▶ _Given problem_
Reproduce the whole listing, character for character.

▶ _Data section_
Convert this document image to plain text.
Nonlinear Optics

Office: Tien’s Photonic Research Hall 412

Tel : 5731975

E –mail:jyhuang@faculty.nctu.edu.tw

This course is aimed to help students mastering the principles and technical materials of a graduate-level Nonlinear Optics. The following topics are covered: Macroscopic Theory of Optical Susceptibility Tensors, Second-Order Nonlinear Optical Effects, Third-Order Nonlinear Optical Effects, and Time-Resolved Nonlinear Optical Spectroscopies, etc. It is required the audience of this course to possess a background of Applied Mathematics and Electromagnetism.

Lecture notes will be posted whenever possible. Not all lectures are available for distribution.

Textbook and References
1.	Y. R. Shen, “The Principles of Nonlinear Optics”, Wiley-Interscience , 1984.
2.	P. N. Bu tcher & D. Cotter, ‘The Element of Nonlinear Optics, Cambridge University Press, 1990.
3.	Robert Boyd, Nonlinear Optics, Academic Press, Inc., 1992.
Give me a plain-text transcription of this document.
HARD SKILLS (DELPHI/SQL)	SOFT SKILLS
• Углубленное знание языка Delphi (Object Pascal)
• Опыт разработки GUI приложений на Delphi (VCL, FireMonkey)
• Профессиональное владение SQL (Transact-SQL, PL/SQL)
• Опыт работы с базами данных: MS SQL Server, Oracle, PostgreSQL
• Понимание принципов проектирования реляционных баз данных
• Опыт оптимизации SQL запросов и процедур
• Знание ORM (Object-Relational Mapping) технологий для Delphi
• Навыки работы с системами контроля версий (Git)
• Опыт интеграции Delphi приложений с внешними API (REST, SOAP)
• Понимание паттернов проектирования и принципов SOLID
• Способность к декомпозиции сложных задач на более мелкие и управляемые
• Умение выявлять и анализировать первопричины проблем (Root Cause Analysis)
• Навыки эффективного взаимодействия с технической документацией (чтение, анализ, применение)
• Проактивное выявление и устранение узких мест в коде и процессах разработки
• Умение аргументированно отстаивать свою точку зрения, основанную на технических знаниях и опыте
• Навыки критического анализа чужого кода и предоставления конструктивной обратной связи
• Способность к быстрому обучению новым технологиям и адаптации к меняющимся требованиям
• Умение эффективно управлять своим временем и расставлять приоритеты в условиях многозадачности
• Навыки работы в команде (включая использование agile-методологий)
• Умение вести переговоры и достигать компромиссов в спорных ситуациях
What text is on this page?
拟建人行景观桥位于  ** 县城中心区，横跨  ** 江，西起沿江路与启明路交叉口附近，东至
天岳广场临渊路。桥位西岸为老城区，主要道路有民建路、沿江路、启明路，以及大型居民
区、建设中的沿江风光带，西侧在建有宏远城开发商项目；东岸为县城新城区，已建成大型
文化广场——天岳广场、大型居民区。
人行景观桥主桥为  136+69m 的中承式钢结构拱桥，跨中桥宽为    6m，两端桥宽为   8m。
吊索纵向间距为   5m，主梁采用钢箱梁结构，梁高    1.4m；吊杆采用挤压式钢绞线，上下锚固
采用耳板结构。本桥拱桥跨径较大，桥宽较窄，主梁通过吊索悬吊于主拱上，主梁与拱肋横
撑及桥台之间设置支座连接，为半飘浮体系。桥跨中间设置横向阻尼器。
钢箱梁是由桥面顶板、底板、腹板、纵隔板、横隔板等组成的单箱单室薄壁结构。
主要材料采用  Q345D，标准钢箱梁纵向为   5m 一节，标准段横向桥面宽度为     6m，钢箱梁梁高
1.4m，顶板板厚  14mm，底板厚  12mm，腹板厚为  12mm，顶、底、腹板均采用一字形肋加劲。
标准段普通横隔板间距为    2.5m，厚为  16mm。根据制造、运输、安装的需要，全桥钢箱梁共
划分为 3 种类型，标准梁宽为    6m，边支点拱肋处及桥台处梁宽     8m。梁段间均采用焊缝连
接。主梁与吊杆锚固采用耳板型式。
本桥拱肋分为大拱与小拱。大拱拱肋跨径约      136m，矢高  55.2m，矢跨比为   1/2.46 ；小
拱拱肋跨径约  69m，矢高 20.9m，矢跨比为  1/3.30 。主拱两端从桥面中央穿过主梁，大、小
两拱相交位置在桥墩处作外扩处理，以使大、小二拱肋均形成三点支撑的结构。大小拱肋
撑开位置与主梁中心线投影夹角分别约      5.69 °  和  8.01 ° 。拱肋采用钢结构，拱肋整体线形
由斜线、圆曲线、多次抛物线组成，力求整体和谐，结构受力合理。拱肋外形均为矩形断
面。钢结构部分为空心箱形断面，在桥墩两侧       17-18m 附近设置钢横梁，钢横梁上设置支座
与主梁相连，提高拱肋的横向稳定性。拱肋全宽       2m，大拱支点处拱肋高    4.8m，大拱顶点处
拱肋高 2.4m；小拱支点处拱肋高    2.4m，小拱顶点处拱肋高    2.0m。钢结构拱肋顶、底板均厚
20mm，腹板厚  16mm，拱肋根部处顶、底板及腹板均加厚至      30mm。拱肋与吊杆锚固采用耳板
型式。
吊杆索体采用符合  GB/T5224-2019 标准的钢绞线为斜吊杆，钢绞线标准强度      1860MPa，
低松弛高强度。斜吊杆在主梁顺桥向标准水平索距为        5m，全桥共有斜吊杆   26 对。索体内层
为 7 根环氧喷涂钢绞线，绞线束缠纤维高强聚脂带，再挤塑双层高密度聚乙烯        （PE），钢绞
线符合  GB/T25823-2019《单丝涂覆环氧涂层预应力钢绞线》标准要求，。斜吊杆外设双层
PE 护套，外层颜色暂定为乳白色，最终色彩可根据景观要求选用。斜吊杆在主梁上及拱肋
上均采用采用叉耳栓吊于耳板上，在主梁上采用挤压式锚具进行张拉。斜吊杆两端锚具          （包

▶ _Task output_
Convert this document image to plain text.
Nonlinear Optics

Office: Tien’s Photonic Research Hall 412

Tel : 5731975

E –mail:jyhuang@faculty.nctu.edu.tw

This course is aimed to help students mastering the principles and technical materials of a graduate-level Nonlinear Optics. The following topics are covered: Macroscopic Theory of Optical Susceptibility Tensors, Second-Order Nonlinear Optical Effects, Third-Order Nonlinear Optical Effects, and Time-Resolved Nonlinear Optical Spectroscopies, etc. It is required the audience of this course to possess a background of Applied Mathematics and Electromagnetism.

Lecture notes will be posted whenever possible. Not all lectures are available for distribution.

Textbook and References
1.	Y. R. Shen, “The Principles of Nonlinear Optics”, Wiley-Interscience , 1984.
2.	P. N. Bu tcher & D. Cotter, ‘The Element of Nonlinear Optics, Cambridge University Press, 1990.
3.	Robert Boyd, Nonlinear Optics, Academic Press, Inc., 1992.
Give me a plain-text transcription of this document.
HARD SKILLS (DELPHI/SQL)	SOFT SKILLS
• Углубленное знание языка Delphi (Object Pascal)
• Опыт разработки GUI приложений на Delphi (VCL, FireMonkey)
• Профессиональное владение SQL (Transact-SQL, PL/SQL)
• Опыт работы с базами данных: MS SQL Server, Oracle, PostgreSQL
• Понимание принципов проектирования реляционных баз данных
• Опыт оптимизации SQL запросов и процедур
• Знание ORM (Object-Relational Mapping) технологий для Delphi
• Навыки работы с системами контроля версий (Git)
• Опыт интеграции Delphi приложений с внешними API (REST, SOAP)
• Понимание паттернов проектирования и принципов SOLID
• Способность к декомпозиции сложных задач на более мелкие и управляемые
• Умение выявлять и анализировать первопричины проблем (Root Cause Analysis)
• Навыки эффективного взаимодействия с технической документацией (чтение, анализ, применение)
• Проактивное выявление и устранение узких мест в коде и процессах разработки
• Умение аргументированно отстаивать свою точку зрения, основанную на технических знаниях и опыте
• Навыки критического анализа чужого кода и предоставления конструктивной обратной связи
• Способность к быстрому обучению новым технологиям и адаптации к меняющимся требованиям
• Умение эффективно управлять своим временем и расставлять приоритеты в условиях многозадачности
• Навыки работы в команде (включая использование agile-методологий)
• Умение вести переговоры и достигать компромиссов в спорных ситуациях
What text is on this page?
拟建人行景观桥位于  ** 县城中心区，横跨  ** 江，西起沿江路与启明路交叉口附近，东至
天岳广场临渊路。桥位西岸为老城区，主要道路有民建路、沿江路、启明路，以及大型居民
区、建设中的沿江风光带，西侧在建有宏远城开发商项目；东岸为县城新城区，已建成大型
文化广场——天岳广场、大型居民区。
人行景观桥主桥为  136+69m 的中承式钢结构拱桥，跨中桥宽为    6m，两端桥宽为   8m。
吊索纵向间距为   5m，主梁采用钢箱梁结构，梁高    1.4m；吊杆采用挤压式钢绞线，上下锚固
采用耳板结构。本桥拱桥跨径较大，桥宽较窄，主梁通过吊索悬吊于主拱上，主梁与拱肋横
撑及桥台之间设置支座连接，为半飘浮体系。桥跨中间设置横向阻尼器。
钢箱梁是由桥面顶板、底板、腹板、纵隔板、横隔板等组成的单箱单室薄壁结构。
主要材料采用  Q345D，标准钢箱梁纵向为   5m 一节，标准段横向桥面宽度为     6m，钢箱梁梁高
1.4m，顶板板厚  14mm，底板厚  12mm，腹板厚为  12mm，顶、底、腹板均采用一字形肋加劲。
标准段普通横隔板间距为    2.5m，厚为  16mm。根据制造、运输、安装的需要，全桥钢箱梁共
划分为 3 种类型，标准梁宽为    6m，边支点拱肋处及桥台处梁宽     8m。梁段间均采用焊缝连
接。主梁与吊杆锚固采用耳板型式。
本桥拱肋分为大拱与小拱。大拱拱肋跨径约      136m，矢高  55.2m，矢跨比为   1/2.46 ；小
拱拱肋跨径约  69m，矢高 20.9m，矢跨比为  1/3.30 。主拱两端从桥面中央穿过主梁，大、小
两拱相交位置在桥墩处作外扩处理，以使大、小二拱肋均形成三点支撑的结构。大小拱肋
撑开位置与主梁中心线投影夹角分别约      5.69 °  和  8.01 ° 。拱肋采用钢结构，拱肋整体线形
由斜线、圆曲线、多次抛物线组成，力求整体和谐，结构受力合理。拱肋外形均为矩形断
面。钢结构部分为空心箱形断面，在桥墩两侧       17-18m 附近设置钢横梁，钢横梁上设置支座
与主梁相连，提高拱肋的横向稳定性。拱肋全宽       2m，大拱支点处拱肋高    4.8m，大拱顶点处
拱肋高 2.4m；小拱支点处拱肋高    2.4m，小拱顶点处拱肋高    2.0m。钢结构拱肋顶、底板均厚
20mm，腹板厚  16mm，拱肋根部处顶、底板及腹板均加厚至      30mm。拱肋与吊杆锚固采用耳板
型式。
吊杆索体采用符合  GB/T5224-2019 标准的钢绞线为斜吊杆，钢绞线标准强度      1860MPa，
低松弛高强度。斜吊杆在主梁顺桥向标准水平索距为        5m，全桥共有斜吊杆   26 对。索体内层
为 7 根环氧喷涂钢绞线，绞线束缠纤维高强聚脂带，再挤塑双层高密度聚乙烯        （PE），钢绞
线符合  GB/T25823-2019《单丝涂覆环氧涂层预应力钢绞线》标准要求，。斜吊杆外设双层
PE 护套，外层颜色暂定为乳白色，最终色彩可根据景观要求选用。斜吊杆在主梁上及拱肋
上均采用采用叉耳栓吊于耳板上，在主梁上采用挤压式锚具进行张拉。斜吊杆两端锚具          （包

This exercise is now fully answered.